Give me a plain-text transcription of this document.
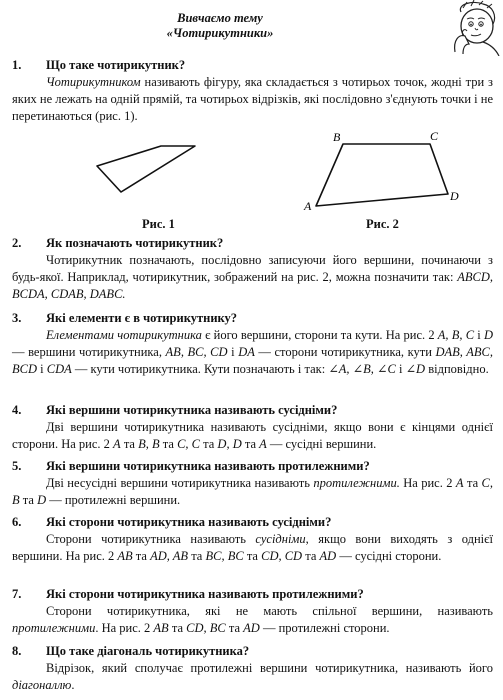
Вивчаємо тему
«Чотирикутники»
1.	Що таке чотирикутник?

Чотирикутником називають фігуру, яка складається з чотирьох точок, жодні три з яких не лежать на одній прямій, та чотирьох відрізків, які послідовно з'єднують точки і не перетинаються (рис. 1).

Рис. 1
B	C
D
A
Рис. 2
2.	Як позначають чотирикутник?

Чотирикутник позначають, послідовно записуючи його вершини, починаючи з будь-якої. Наприклад, чотирикутник, зображений на рис. 2, можна позначити так: ABCD, BCDA, CDAB, DABC.

3.	Які елементи є в чотирикутнику?

Елементами чотирикутника є його вершини, сторони та кути. На рис. 2 A, B, C і D — вершини чотирикутника, AB, BC, CD і DA — сторони чотирикутника, кути DAB, ABC, BCD і CDA — кути чотирикутника. Кути позначають і так: ∠A, ∠B, ∠C і ∠D відповідно.

4.	Які вершини чотирикутника називають сусідніми?

Дві вершини чотирикутника називають сусідніми, якщо вони є кінцями однієї сторони. На рис. 2 A та B, B та C, C та D, D та A — сусідні вершини.

5.	Які вершини чотирикутника називають протилежними?

Дві несусідні вершини чотирикутника називають протилежними. На рис. 2 A та C, B та D — протилежні вершини.

6.	Які сторони чотирикутника називають сусідніми?

Сторони чотирикутника називають сусідніми, якщо вони виходять з однієї вершини. На рис. 2 AB та AD, AB та BC, BC та CD, CD та AD — сусідні сторони.

7.	Які сторони чотирикутника називають протилежними?

Сторони чотирикутника, які не мають спільної вершини, називають протилежними. На рис. 2 AB та CD, BC та AD — протилежні сторони.

8.	Що таке діагональ чотирикутника?

Відрізок, який сполучає протилежні вершини чотирикутника, називають його діагоналлю.
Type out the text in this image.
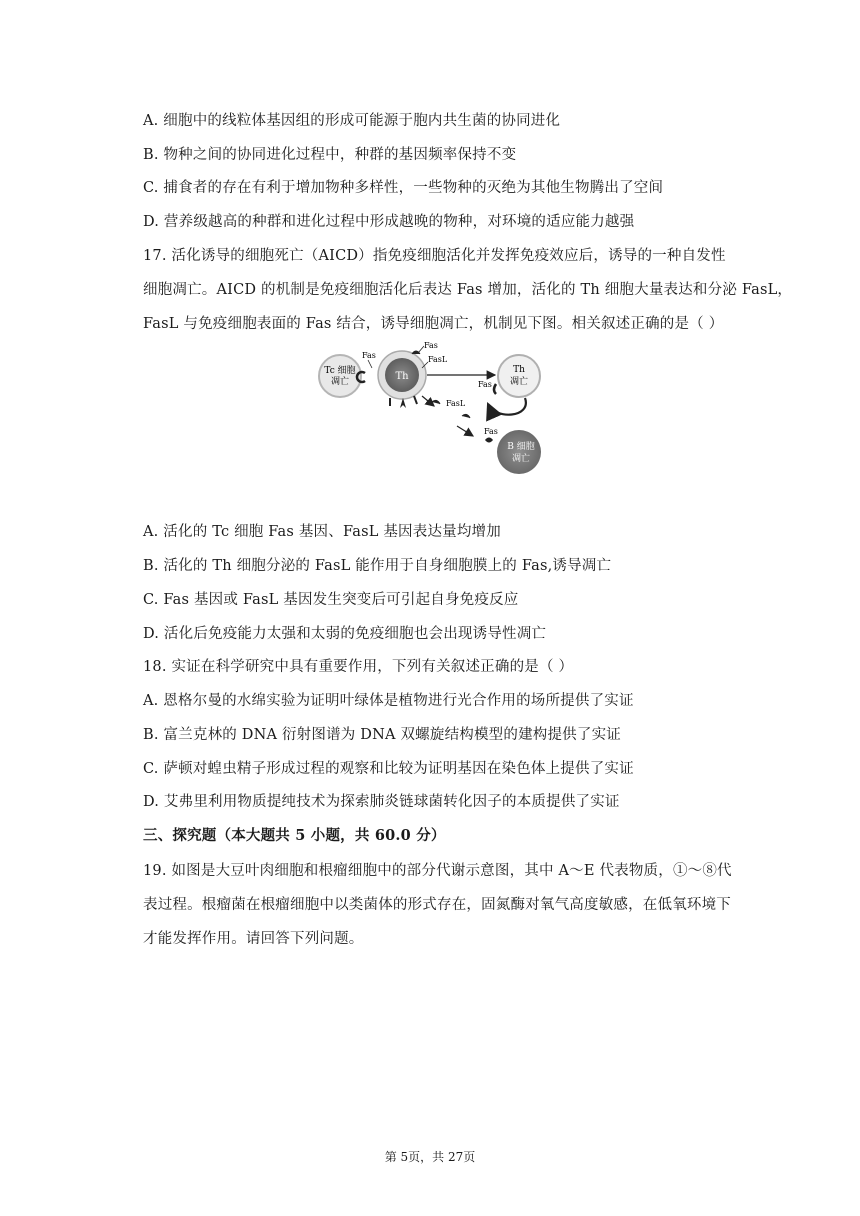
A. 细胞中的线粒体基因组的形成可能源于胞内共生菌的协同进化
B. 物种之间的协同进化过程中，种群的基因频率保持不变
C. 捕食者的存在有利于增加物种多样性，一些物种的灭绝为其他生物腾出了空间
D. 营养级越高的种群和进化过程中形成越晚的物种，对环境的适应能力越强
17. 活化诱导的细胞死亡（AICD）指免疫细胞活化并发挥免疫效应后，诱导的一种自发性
细胞凋亡。AICD 的机制是免疫细胞活化后表达 Fas 增加，活化的 Th 细胞大量表达和分泌 FasL，
FasL 与免疫细胞表面的 Fas 结合，诱导细胞凋亡，机制见下图。相关叙述正确的是（ ）
Tc 细胞
凋亡
Fas
Th
Fas
Th
凋亡
Fas
FasL
FasL
B 细胞
凋亡
Fas
A. 活化的 Tc 细胞 Fas 基因、FasL 基因表达量均增加
B. 活化的 Th 细胞分泌的 FasL 能作用于自身细胞膜上的 Fas,诱导凋亡
C. Fas 基因或 FasL 基因发生突变后可引起自身免疫反应
D. 活化后免疫能力太强和太弱的免疫细胞也会出现诱导性凋亡
18. 实证在科学研究中具有重要作用，下列有关叙述正确的是（ ）
A. 恩格尔曼的水绵实验为证明叶绿体是植物进行光合作用的场所提供了实证
B. 富兰克林的 DNA 衍射图谱为 DNA 双螺旋结构模型的建构提供了实证
C. 萨顿对蝗虫精子形成过程的观察和比较为证明基因在染色体上提供了实证
D. 艾弗里利用物质提纯技术为探索肺炎链球菌转化因子的本质提供了实证
三、探究题（本大题共 5 小题，共 60.0 分）
19. 如图是大豆叶肉细胞和根瘤细胞中的部分代谢示意图，其中 A～E 代表物质，①～⑧代
表过程。根瘤菌在根瘤细胞中以类菌体的形式存在，固氮酶对氧气高度敏感，在低氧环境下
才能发挥作用。请回答下列问题。
第 5页，共 27页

§ **Task statement**:
Reproduce the entries above word for word. Pictures stay out.

§ **Result of the exercise**:
Give me a plain-text transcription of this document.
Вивчаємо тему
«Чотирикутники»
1.	Що таке чотирикутник?

Чотирикутником називають фігуру, яка складається з чотирьох точок, жодні три з яких не лежать на одній прямій, та чотирьох відрізків, які послідовно з'єднують точки і не перетинаються (рис. 1).

Рис. 1
B	C
D
A
Рис. 2
2.	Як позначають чотирикутник?

Чотирикутник позначають, послідовно записуючи його вершини, починаючи з будь-якої. Наприклад, чотирикутник, зображений на рис. 2, можна позначити так: ABCD, BCDA, CDAB, DABC.

3.	Які елементи є в чотирикутнику?

Елементами чотирикутника є його вершини, сторони та кути. На рис. 2 A, B, C і D — вершини чотирикутника, AB, BC, CD і DA — сторони чотирикутника, кути DAB, ABC, BCD і CDA — кути чотирикутника. Кути позначають і так: ∠A, ∠B, ∠C і ∠D відповідно.

4.	Які вершини чотирикутника називають сусідніми?

Дві вершини чотирикутника називають сусідніми, якщо вони є кінцями однієї сторони. На рис. 2 A та B, B та C, C та D, D та A — сусідні вершини.

5.	Які вершини чотирикутника називають протилежними?

Дві несусідні вершини чотирикутника називають протилежними. На рис. 2 A та C, B та D — протилежні вершини.

6.	Які сторони чотирикутника називають сусідніми?

Сторони чотирикутника називають сусідніми, якщо вони виходять з однієї вершини. На рис. 2 AB та AD, AB та BC, BC та CD, CD та AD — сусідні сторони.

7.	Які сторони чотирикутника називають протилежними?

Сторони чотирикутника, які не мають спільної вершини, називають протилежними. На рис. 2 AB та CD, BC та AD — протилежні сторони.

8.	Що таке діагональ чотирикутника?

Відрізок, який сполучає протилежні вершини чотирикутника, називають його діагоналлю.
Type out the text in this image.
A. 细胞中的线粒体基因组的形成可能源于胞内共生菌的协同进化
B. 物种之间的协同进化过程中，种群的基因频率保持不变
C. 捕食者的存在有利于增加物种多样性，一些物种的灭绝为其他生物腾出了空间
D. 营养级越高的种群和进化过程中形成越晚的物种，对环境的适应能力越强
17. 活化诱导的细胞死亡（AICD）指免疫细胞活化并发挥免疫效应后，诱导的一种自发性
细胞凋亡。AICD 的机制是免疫细胞活化后表达 Fas 增加，活化的 Th 细胞大量表达和分泌 FasL，
FasL 与免疫细胞表面的 Fas 结合，诱导细胞凋亡，机制见下图。相关叙述正确的是（ ）
Tc 细胞
凋亡
Fas
Th
Fas
Th
凋亡
Fas
FasL
FasL
B 细胞
凋亡
Fas
A. 活化的 Tc 细胞 Fas 基因、FasL 基因表达量均增加
B. 活化的 Th 细胞分泌的 FasL 能作用于自身细胞膜上的 Fas,诱导凋亡
C. Fas 基因或 FasL 基因发生突变后可引起自身免疫反应
D. 活化后免疫能力太强和太弱的免疫细胞也会出现诱导性凋亡
18. 实证在科学研究中具有重要作用，下列有关叙述正确的是（ ）
A. 恩格尔曼的水绵实验为证明叶绿体是植物进行光合作用的场所提供了实证
B. 富兰克林的 DNA 衍射图谱为 DNA 双螺旋结构模型的建构提供了实证
C. 萨顿对蝗虫精子形成过程的观察和比较为证明基因在染色体上提供了实证
D. 艾弗里利用物质提纯技术为探索肺炎链球菌转化因子的本质提供了实证
三、探究题（本大题共 5 小题，共 60.0 分）
19. 如图是大豆叶肉细胞和根瘤细胞中的部分代谢示意图，其中 A～E 代表物质，①～⑧代
表过程。根瘤菌在根瘤细胞中以类菌体的形式存在，固氮酶对氧气高度敏感，在低氧环境下
才能发挥作用。请回答下列问题。
第 5页，共 27页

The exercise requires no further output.